• _INFORMATION SUPPLIED_:

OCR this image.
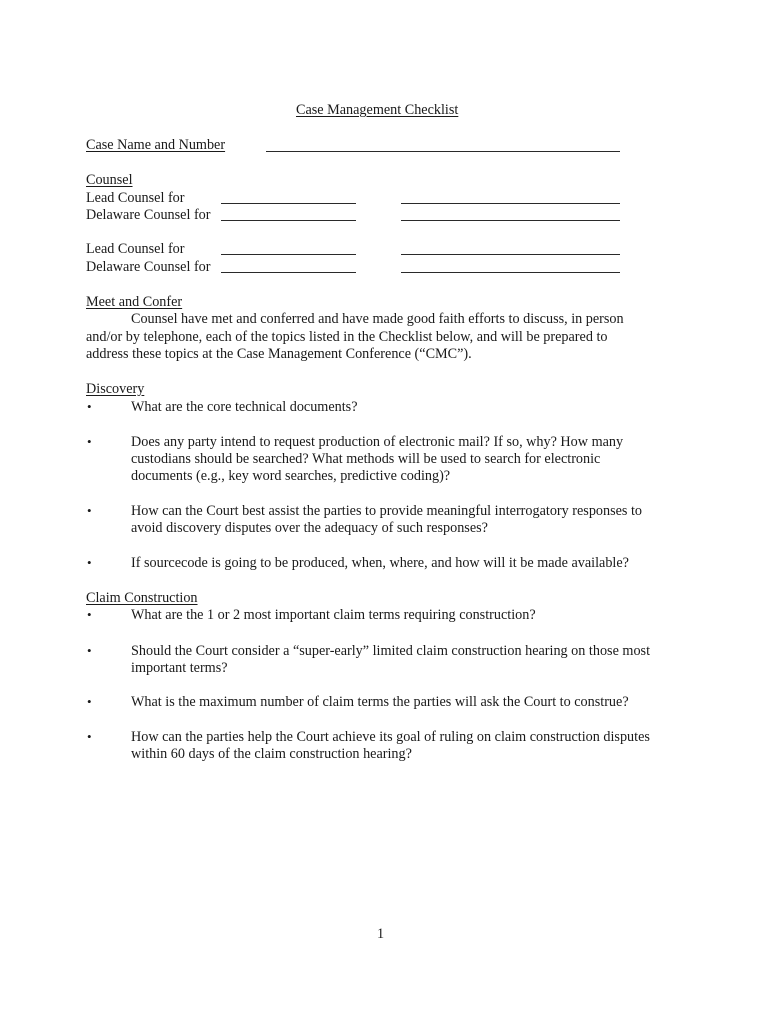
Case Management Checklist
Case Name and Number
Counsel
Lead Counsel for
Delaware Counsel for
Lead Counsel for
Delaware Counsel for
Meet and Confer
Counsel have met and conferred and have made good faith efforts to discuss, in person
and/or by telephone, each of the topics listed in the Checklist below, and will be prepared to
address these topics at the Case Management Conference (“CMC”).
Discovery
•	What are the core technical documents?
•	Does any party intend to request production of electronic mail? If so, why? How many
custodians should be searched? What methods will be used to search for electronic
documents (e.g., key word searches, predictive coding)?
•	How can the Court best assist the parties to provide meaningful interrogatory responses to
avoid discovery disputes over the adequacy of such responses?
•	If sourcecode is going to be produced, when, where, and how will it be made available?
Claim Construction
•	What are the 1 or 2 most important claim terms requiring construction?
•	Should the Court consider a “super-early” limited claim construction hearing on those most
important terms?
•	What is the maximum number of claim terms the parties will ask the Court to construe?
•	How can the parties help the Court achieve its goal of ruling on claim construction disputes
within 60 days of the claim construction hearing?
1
---
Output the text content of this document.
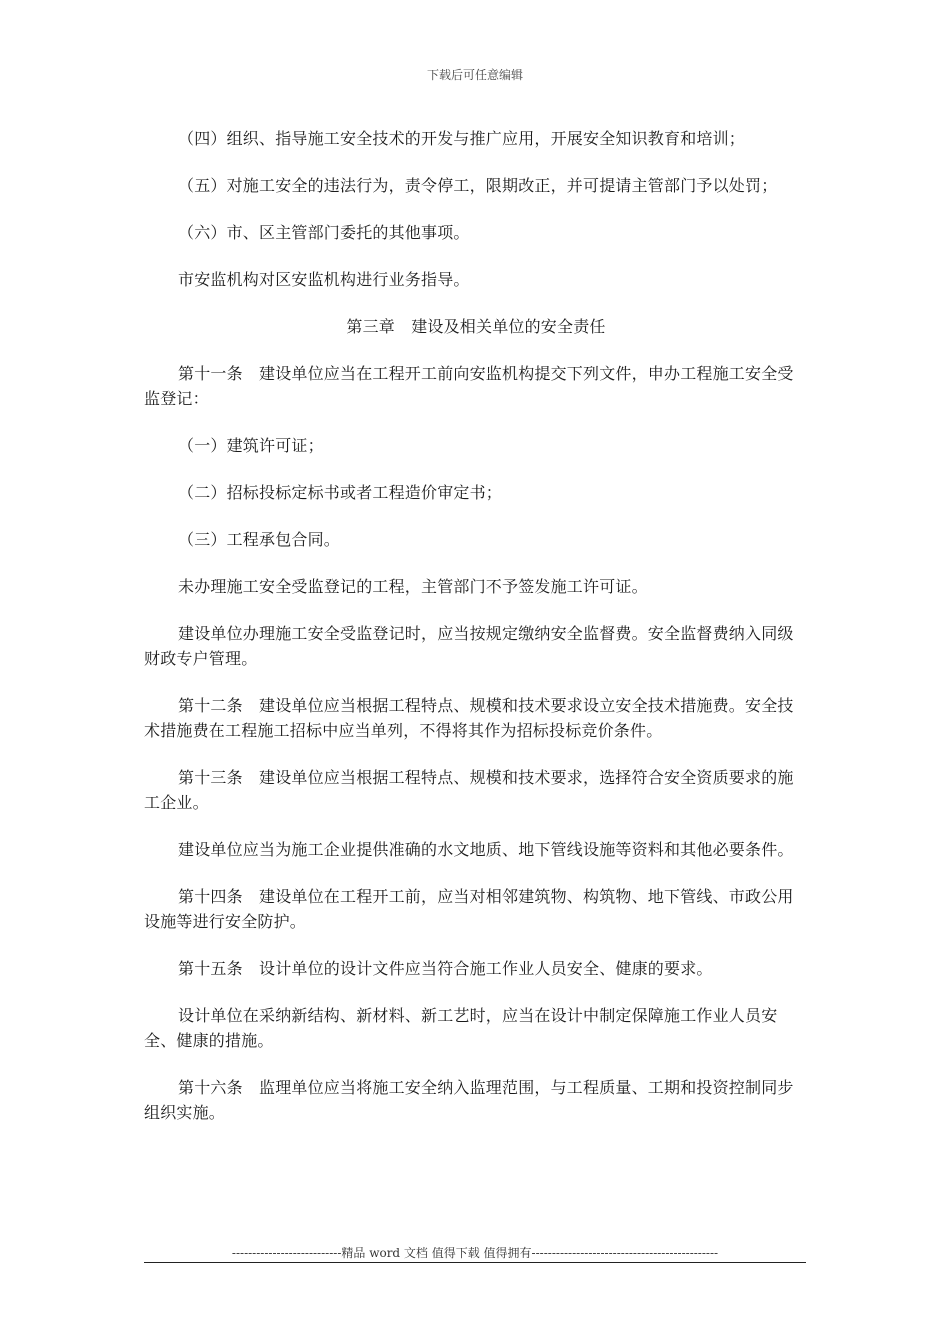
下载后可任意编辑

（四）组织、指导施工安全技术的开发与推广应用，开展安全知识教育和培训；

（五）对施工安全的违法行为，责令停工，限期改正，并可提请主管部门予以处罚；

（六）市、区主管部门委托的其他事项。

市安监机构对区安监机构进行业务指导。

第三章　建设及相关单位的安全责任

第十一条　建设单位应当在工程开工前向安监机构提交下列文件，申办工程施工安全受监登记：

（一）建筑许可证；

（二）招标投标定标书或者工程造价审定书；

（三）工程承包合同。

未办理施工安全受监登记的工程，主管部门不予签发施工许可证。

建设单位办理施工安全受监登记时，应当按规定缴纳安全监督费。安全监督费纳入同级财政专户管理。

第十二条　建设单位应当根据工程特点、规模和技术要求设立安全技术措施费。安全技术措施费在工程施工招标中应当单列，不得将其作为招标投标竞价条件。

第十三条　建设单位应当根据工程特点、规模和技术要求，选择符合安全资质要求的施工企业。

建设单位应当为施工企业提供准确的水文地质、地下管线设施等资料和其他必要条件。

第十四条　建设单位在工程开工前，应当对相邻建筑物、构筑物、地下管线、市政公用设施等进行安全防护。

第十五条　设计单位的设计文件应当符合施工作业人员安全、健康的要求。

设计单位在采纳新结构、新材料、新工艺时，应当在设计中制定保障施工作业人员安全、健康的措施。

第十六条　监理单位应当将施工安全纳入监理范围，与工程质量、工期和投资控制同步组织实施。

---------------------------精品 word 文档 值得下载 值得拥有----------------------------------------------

• _WHAT THE TASK REQUIRES_:
Which lines hold the word "topics"? Return all of them from the records above.

• _THE COMPLETED TASK_:
and/or by telephone, each of the topics listed in the Checklist below, and will be prepared to
address these topics at the Case Management Conference (“CMC”).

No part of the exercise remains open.